Reproduce all of the data word for word.

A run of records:
** Begin **
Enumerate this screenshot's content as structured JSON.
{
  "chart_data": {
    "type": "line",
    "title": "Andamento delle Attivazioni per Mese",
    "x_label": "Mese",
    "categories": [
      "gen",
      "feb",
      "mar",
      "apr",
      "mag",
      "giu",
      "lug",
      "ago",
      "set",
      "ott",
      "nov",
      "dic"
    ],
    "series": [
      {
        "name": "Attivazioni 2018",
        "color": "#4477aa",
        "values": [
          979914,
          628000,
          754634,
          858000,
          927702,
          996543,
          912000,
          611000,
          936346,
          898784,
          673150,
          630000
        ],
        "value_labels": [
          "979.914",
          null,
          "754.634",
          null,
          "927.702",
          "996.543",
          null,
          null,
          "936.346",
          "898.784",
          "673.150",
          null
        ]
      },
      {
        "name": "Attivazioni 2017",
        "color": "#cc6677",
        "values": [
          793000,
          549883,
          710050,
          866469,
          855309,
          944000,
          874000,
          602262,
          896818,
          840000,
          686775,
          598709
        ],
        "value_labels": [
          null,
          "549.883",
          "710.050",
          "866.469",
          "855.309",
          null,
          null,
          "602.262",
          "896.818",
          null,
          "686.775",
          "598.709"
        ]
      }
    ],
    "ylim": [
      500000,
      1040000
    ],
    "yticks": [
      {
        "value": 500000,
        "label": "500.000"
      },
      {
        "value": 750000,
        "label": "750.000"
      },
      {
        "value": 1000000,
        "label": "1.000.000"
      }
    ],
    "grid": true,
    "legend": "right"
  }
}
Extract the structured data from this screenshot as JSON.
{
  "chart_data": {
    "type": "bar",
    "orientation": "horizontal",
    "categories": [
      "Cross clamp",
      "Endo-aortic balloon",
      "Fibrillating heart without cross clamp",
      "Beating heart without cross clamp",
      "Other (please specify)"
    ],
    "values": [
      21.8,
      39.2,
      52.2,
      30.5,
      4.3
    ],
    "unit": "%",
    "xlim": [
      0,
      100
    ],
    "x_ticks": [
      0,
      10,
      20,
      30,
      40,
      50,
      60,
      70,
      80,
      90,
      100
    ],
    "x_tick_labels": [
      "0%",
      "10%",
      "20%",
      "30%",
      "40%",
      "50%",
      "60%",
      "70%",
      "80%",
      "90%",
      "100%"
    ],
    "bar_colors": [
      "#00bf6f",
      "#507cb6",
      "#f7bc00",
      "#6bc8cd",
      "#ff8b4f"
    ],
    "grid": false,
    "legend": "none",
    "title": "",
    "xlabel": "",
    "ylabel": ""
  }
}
** End **
→ Task answer
Enumerate this screenshot's content as structured JSON.
{
  "chart_data": {
    "type": "line",
    "title": "Andamento delle Attivazioni per Mese",
    "x_label": "Mese",
    "categories": [
      "gen",
      "feb",
      "mar",
      "apr",
      "mag",
      "giu",
      "lug",
      "ago",
      "set",
      "ott",
      "nov",
      "dic"
    ],
    "series": [
      {
        "name": "Attivazioni 2018",
        "color": "#4477aa",
        "values": [
          979914,
          628000,
          754634,
          858000,
          927702,
          996543,
          912000,
          611000,
          936346,
          898784,
          673150,
          630000
        ],
        "value_labels": [
          "979.914",
          null,
          "754.634",
          null,
          "927.702",
          "996.543",
          null,
          null,
          "936.346",
          "898.784",
          "673.150",
          null
        ]
      },
      {
        "name": "Attivazioni 2017",
        "color": "#cc6677",
        "values": [
          793000,
          549883,
          710050,
          866469,
          855309,
          944000,
          874000,
          602262,
          896818,
          840000,
          686775,
          598709
        ],
        "value_labels": [
          null,
          "549.883",
          "710.050",
          "866.469",
          "855.309",
          null,
          null,
          "602.262",
          "896.818",
          null,
          "686.775",
          "598.709"
        ]
      }
    ],
    "ylim": [
      500000,
      1040000
    ],
    "yticks": [
      {
        "value": 500000,
        "label": "500.000"
      },
      {
        "value": 750000,
        "label": "750.000"
      },
      {
        "value": 1000000,
        "label": "1.000.000"
      }
    ],
    "grid": true,
    "legend": "right"
  }
}
Extract the structured data from this screenshot as JSON.
{
  "chart_data": {
    "type": "bar",
    "orientation": "horizontal",
    "categories": [
      "Cross clamp",
      "Endo-aortic balloon",
      "Fibrillating heart without cross clamp",
      "Beating heart without cross clamp",
      "Other (please specify)"
    ],
    "values": [
      21.8,
      39.2,
      52.2,
      30.5,
      4.3
    ],
    "unit": "%",
    "xlim": [
      0,
      100
    ],
    "x_ticks": [
      0,
      10,
      20,
      30,
      40,
      50,
      60,
      70,
      80,
      90,
      100
    ],
    "x_tick_labels": [
      "0%",
      "10%",
      "20%",
      "30%",
      "40%",
      "50%",
      "60%",
      "70%",
      "80%",
      "90%",
      "100%"
    ],
    "bar_colors": [
      "#00bf6f",
      "#507cb6",
      "#f7bc00",
      "#6bc8cd",
      "#ff8b4f"
    ],
    "grid": false,
    "legend": "none",
    "title": "",
    "xlabel": "",
    "ylabel": ""
  }
}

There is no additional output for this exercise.